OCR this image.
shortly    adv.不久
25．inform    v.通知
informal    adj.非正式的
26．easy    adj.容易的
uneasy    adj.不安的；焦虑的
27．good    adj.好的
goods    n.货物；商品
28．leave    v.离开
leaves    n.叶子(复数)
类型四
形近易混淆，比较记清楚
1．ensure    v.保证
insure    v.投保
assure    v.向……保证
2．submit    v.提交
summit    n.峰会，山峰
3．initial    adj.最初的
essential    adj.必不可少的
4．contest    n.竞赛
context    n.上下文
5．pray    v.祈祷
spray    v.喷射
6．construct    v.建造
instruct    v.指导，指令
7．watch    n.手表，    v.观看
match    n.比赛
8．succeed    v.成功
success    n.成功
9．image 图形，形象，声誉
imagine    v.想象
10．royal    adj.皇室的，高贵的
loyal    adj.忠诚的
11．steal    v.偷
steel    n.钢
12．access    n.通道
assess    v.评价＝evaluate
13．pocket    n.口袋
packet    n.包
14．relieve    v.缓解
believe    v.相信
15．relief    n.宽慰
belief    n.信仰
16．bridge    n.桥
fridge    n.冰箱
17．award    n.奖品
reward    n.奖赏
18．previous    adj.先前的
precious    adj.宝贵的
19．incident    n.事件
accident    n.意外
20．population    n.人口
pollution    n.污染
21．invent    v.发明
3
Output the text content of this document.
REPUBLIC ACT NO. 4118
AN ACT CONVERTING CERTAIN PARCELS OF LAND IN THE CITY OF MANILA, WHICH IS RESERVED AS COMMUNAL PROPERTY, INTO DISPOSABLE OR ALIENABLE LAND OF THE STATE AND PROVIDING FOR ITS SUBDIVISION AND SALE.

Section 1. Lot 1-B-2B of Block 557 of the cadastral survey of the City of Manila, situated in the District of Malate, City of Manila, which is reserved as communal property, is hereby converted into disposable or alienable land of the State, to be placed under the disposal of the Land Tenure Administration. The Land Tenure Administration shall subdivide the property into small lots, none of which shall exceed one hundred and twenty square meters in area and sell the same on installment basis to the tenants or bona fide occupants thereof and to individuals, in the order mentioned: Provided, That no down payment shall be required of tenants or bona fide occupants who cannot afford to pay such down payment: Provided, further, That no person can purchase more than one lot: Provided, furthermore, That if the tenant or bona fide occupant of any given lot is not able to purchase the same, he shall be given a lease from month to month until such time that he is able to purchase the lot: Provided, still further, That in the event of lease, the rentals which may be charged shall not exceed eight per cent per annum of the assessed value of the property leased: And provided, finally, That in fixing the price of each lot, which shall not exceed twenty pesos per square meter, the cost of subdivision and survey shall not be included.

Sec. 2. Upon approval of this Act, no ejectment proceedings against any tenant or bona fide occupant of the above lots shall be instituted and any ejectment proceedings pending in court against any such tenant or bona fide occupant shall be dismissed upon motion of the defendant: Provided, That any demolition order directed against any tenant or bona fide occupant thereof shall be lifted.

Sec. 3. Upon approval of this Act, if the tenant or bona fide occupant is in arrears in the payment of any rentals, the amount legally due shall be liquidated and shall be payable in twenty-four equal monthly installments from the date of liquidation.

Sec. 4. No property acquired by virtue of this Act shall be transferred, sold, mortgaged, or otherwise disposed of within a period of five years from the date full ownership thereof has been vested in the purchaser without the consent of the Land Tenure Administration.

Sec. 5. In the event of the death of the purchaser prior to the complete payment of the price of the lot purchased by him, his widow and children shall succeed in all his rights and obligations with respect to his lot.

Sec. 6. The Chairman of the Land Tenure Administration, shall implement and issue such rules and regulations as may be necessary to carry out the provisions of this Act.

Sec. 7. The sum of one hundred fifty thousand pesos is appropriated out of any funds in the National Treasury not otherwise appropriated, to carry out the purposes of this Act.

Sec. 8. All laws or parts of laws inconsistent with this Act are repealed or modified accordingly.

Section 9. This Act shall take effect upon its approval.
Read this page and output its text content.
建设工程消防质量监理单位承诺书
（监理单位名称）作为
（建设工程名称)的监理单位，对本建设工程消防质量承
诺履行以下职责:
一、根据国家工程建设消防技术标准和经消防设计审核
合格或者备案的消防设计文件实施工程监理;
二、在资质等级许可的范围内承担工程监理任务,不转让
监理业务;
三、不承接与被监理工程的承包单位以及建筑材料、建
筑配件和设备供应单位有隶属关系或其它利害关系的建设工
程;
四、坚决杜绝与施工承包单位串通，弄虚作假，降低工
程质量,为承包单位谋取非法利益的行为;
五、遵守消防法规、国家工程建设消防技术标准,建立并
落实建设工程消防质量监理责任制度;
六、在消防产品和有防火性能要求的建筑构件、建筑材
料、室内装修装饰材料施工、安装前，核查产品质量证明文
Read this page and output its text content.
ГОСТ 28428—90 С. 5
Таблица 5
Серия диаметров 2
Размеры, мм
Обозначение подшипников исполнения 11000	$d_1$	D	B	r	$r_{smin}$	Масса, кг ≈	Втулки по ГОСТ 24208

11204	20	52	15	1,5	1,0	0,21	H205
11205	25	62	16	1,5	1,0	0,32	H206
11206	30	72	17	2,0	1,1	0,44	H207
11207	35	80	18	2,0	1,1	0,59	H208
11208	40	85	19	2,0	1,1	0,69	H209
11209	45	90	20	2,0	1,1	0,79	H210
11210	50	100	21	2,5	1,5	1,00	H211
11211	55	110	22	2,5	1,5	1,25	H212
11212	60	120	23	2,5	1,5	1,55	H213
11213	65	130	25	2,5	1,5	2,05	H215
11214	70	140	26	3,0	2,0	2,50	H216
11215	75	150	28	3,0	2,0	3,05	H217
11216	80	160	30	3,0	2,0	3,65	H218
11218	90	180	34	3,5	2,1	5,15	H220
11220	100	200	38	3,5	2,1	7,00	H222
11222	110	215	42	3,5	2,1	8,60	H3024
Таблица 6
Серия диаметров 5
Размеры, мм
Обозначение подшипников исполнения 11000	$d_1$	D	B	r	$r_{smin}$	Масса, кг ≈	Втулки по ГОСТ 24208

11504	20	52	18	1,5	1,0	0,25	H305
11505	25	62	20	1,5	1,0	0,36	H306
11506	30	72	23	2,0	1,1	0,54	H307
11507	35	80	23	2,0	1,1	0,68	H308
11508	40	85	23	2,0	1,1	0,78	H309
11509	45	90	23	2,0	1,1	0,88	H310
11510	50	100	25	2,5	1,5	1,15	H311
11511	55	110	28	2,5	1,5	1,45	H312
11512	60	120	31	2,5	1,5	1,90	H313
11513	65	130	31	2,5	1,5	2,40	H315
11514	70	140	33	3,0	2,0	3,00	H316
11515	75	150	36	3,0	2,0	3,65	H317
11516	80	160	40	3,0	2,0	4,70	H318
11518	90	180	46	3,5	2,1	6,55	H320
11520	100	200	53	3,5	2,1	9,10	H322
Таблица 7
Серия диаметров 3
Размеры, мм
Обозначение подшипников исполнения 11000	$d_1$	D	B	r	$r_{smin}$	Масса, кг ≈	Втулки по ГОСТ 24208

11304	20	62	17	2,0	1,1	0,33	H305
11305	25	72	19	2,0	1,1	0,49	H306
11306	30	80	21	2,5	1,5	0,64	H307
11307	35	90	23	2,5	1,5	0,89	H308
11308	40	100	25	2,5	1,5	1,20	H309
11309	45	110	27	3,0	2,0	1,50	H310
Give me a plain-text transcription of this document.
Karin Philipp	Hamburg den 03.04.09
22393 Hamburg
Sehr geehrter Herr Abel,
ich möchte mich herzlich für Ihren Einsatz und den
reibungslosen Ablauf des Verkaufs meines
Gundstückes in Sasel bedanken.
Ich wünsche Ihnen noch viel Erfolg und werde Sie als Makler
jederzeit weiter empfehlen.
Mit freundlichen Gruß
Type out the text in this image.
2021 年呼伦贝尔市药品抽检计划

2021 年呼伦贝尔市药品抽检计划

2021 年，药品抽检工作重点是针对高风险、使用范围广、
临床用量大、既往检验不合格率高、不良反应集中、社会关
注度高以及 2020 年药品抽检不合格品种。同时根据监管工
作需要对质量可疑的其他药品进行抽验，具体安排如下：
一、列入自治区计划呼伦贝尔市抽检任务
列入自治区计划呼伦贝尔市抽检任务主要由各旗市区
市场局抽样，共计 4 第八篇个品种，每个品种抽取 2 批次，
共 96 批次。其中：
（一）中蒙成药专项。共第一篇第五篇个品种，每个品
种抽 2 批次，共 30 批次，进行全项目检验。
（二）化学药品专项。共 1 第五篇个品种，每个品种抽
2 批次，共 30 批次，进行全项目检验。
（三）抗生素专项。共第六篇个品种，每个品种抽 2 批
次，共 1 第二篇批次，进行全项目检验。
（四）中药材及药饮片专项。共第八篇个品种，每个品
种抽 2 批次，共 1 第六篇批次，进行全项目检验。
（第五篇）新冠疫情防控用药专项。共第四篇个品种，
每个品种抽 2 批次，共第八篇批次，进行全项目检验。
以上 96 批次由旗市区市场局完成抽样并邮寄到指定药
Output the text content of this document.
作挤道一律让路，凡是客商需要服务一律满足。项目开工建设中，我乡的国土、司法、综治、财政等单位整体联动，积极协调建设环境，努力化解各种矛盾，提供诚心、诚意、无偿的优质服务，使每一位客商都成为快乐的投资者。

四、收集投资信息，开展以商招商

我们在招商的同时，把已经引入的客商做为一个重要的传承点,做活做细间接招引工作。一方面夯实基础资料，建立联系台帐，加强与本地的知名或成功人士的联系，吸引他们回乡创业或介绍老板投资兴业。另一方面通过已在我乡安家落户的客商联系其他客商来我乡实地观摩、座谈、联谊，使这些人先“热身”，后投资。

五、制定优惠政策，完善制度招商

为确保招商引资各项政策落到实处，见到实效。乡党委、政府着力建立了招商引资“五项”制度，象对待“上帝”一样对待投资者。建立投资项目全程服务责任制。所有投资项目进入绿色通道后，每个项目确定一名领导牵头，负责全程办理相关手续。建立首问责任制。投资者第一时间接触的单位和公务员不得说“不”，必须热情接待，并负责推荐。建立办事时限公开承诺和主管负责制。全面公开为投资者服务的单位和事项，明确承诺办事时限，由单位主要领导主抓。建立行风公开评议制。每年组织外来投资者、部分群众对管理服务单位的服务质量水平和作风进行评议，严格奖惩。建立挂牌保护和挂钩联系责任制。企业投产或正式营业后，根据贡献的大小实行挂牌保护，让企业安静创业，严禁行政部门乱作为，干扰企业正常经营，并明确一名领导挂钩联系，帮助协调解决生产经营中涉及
......
### Exercise requirements
Check every line of the data, and copy the ones that contain "Серия".

### Reply
Серия диаметров 2
Серия диаметров 5
Серия диаметров 3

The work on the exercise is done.